■ **PROBLEM DETAILS**:
In the material below, find each line holding the string "intervention" and copy it.

■ **SOURCE RECORDS**:
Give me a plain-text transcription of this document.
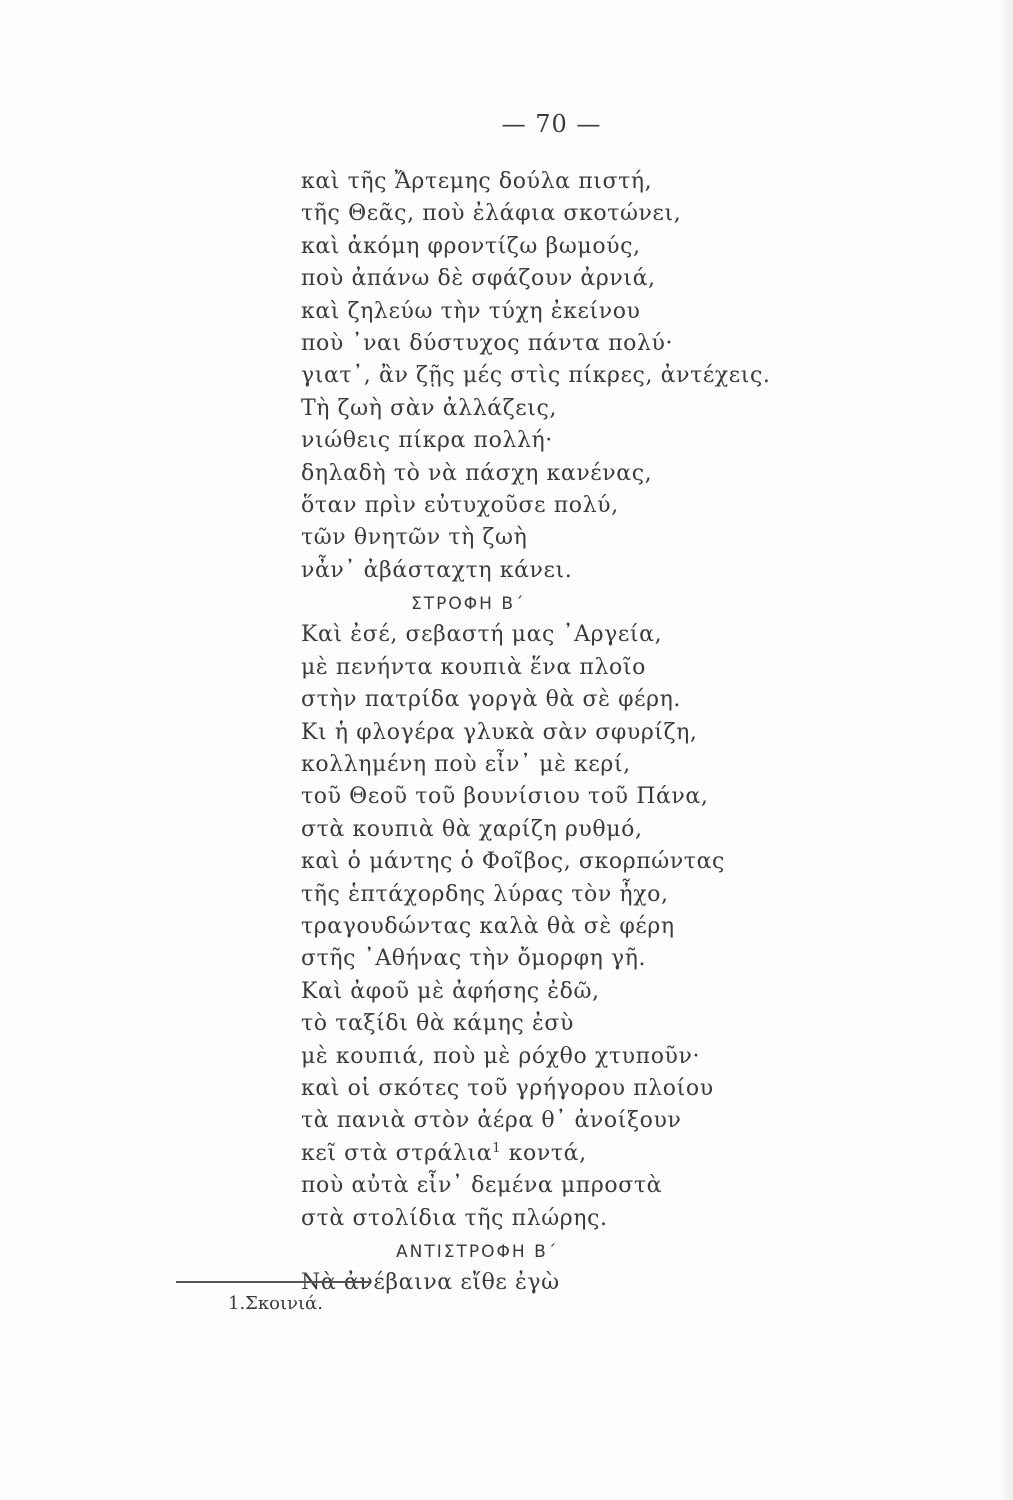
— 70 —
καὶ τῆς Ἄρτεμης δούλα πιστή,
τῆς Θεᾶς, ποὺ ἐλάφια σκοτώνει,
καὶ ἀκόμη φροντίζω βωμούς,
ποὺ ἀπάνω δὲ σφάζουν ἀρνιά,
καὶ ζηλεύω τὴν τύχη ἐκείνου
ποὺ ᾿ναι δύστυχος πάντα πολύ·
γιατ᾿, ἂν ζῇς μές στὶς πίκρες, ἀντέχεις.
Τὴ ζωὴ σὰν ἀλλάζεις,
νιώθεις πίκρα πολλή·
δηλαδὴ τὸ νὰ πάσχη κανένας,
ὅταν πρὶν εὐτυχοῦσε πολύ,
τῶν θνητῶν τὴ ζωὴ
νἆν᾿ ἀβάσταχτη κάνει.
ΣΤΡΟΦΗ Β΄
Καὶ ἐσέ, σεβαστή μας ᾿Αργεία,
μὲ πενήντα κουπιὰ ἕνα πλοῖο
στὴν πατρίδα γοργὰ θὰ σὲ φέρη.
Κι ἡ φλογέρα γλυκὰ σὰν σφυρίζη,
κολλημένη ποὺ εἶν᾿ μὲ κερί,
τοῦ Θεοῦ τοῦ βουνίσιου τοῦ Πάνα,
στὰ κουπιὰ θὰ χαρίζη ρυθμό,
καὶ ὁ μάντης ὁ Φοῖβος, σκορπώντας
τῆς ἑπτάχορδης λύρας τὸν ἦχο,
τραγουδώντας καλὰ θὰ σὲ φέρη
στῆς ᾿Αθήνας τὴν ὄμορφη γῆ.
Καὶ ἀφοῦ μὲ ἀφήσης ἐδῶ,
τὸ ταξίδι θὰ κάμης ἐσὺ
μὲ κουπιά, ποὺ μὲ ρόχθο χτυποῦν·
καὶ οἱ σκότες τοῦ γρήγορου πλοίου
τὰ πανιὰ στὸν ἀέρα θ᾿ ἀνοίξουν
κεῖ στὰ στράλια$^1$ κοντά,
ποὺ αὐτὰ εἶν᾿ δεμένα μπροστὰ
στὰ στολίδια τῆς πλώρης.
ΑΝΤΙΣΤΡΟΦΗ Β΄
Νὰ ἀνέβαινα εἴθε ἐγὼ
1.Σκοινιά.
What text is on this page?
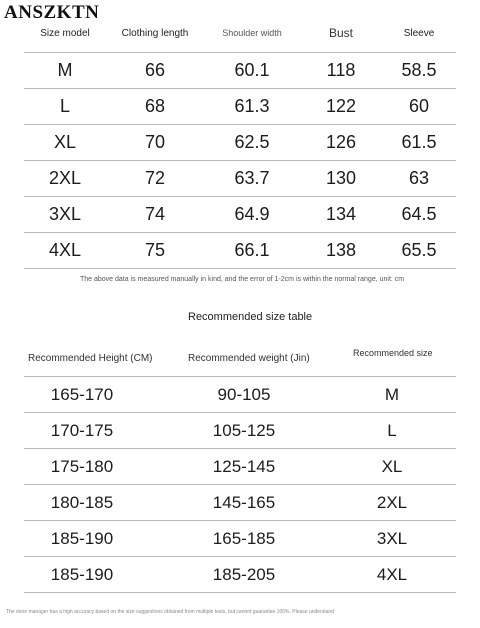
ANSZKTN
Size model	Clothing length	Shoulder width	Bust	Sleeve
M	66	60.1	118	58.5
L	68	61.3	122	60
XL	70	62.5	126	61.5
2XL	72	63.7	130	63
3XL	74	64.9	134	64.5
4XL	75	66.1	138	65.5
The above data is measured manually in kind, and the error of 1-2cm is within the normal range, unit: cm
Recommended size table
Recommended Height (CM)	Recommended weight (Jin)	Recommended size
165-170	90-105	M
170-175	105-125	L
175-180	125-145	XL
180-185	145-165	2XL
185-190	165-185	3XL
185-190	185-205	4XL
The store manager has a high accuracy based on the size suggestions obtained from multiple tests, but cannot guarantee 100%. Please understand
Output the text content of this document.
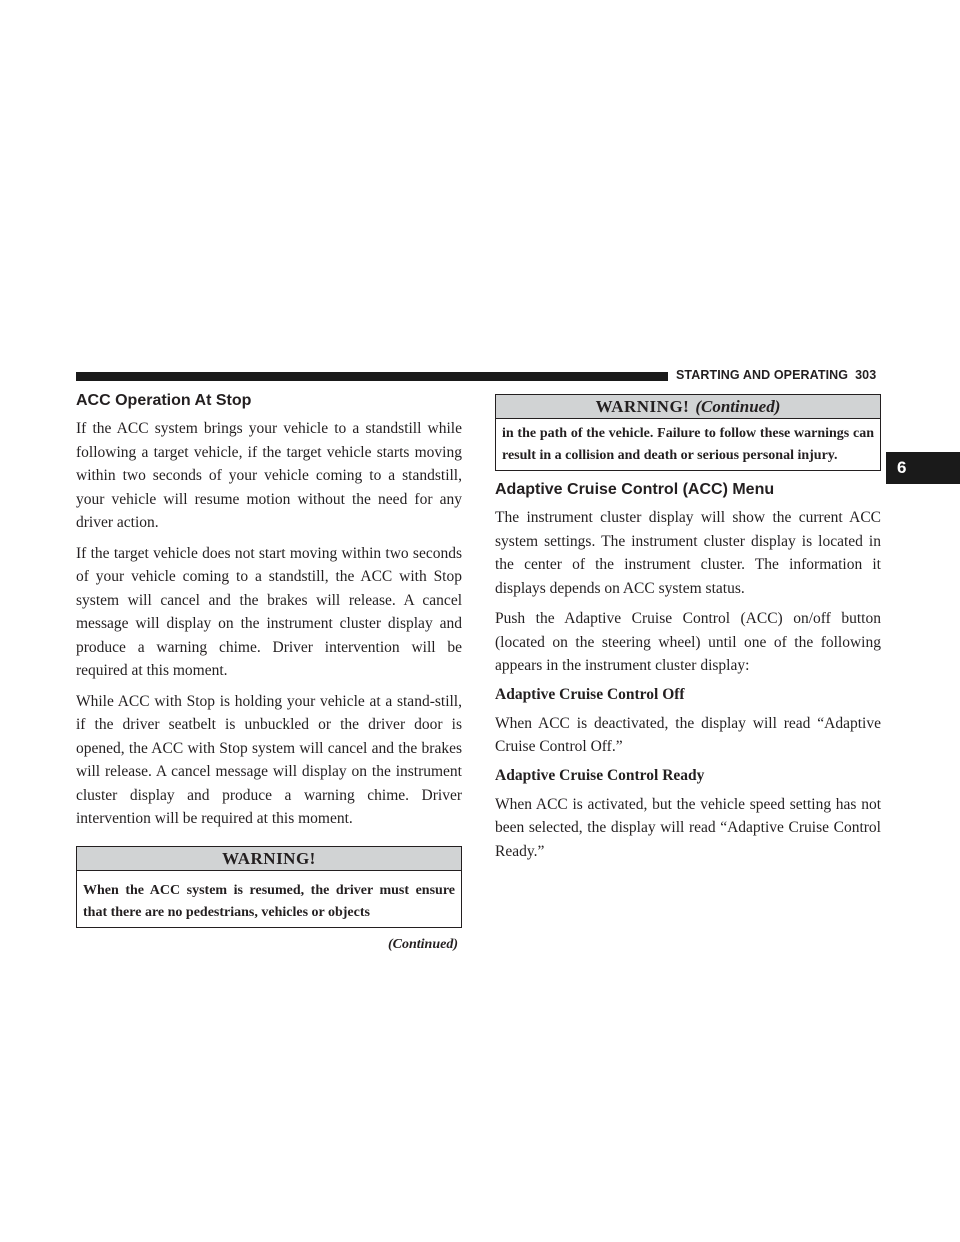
STARTING AND OPERATING 303
6
ACC Operation At Stop

If the ACC system brings your vehicle to a standstill while following a target vehicle, if the target vehicle starts moving within two seconds of your vehicle coming to a standstill, your vehicle will resume motion without the need for any driver action.

If the target vehicle does not start moving within two seconds of your vehicle coming to a standstill, the ACC with Stop system will cancel and the brakes will release. A cancel message will display on the instrument cluster display and produce a warning chime. Driver intervention will be required at this moment.

While ACC with Stop is holding your vehicle at a stand-still, if the driver seatbelt is unbuckled or the driver door is opened, the ACC with Stop system will cancel and the brakes will release. A cancel message will display on the instrument cluster display and produce a warning chime. Driver intervention will be required at this moment.

WARNING!
When the ACC system is resumed, the driver must ensure that there are no pedestrians, vehicles or objects
(Continued)
WARNING! (Continued)
in the path of the vehicle. Failure to follow these warnings can result in a collision and death or serious personal injury.
Adaptive Cruise Control (ACC) Menu

The instrument cluster display will show the current ACC system settings. The instrument cluster display is located in the center of the instrument cluster. The information it displays depends on ACC system status.

Push the Adaptive Cruise Control (ACC) on/off button (located on the steering wheel) until one of the following appears in the instrument cluster display:

Adaptive Cruise Control Off

When ACC is deactivated, the display will read “Adaptive Cruise Control Off.”

Adaptive Cruise Control Ready

When ACC is activated, but the vehicle speed setting has not been selected, the display will read “Adaptive Cruise Control Ready.”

■ **SOLUTION**:
If the target vehicle does not start moving within two seconds of your vehicle coming to a standstill, the ACC with Stop system will cancel and the brakes will release. A cancel message will display on the instrument cluster display and produce a warning chime. Driver intervention will be required at this moment.
While ACC with Stop is holding your vehicle at a stand-still, if the driver seatbelt is unbuckled or the driver door is opened, the ACC with Stop system will cancel and the brakes will release. A cancel message will display on the instrument cluster display and produce a warning chime. Driver intervention will be required at this moment.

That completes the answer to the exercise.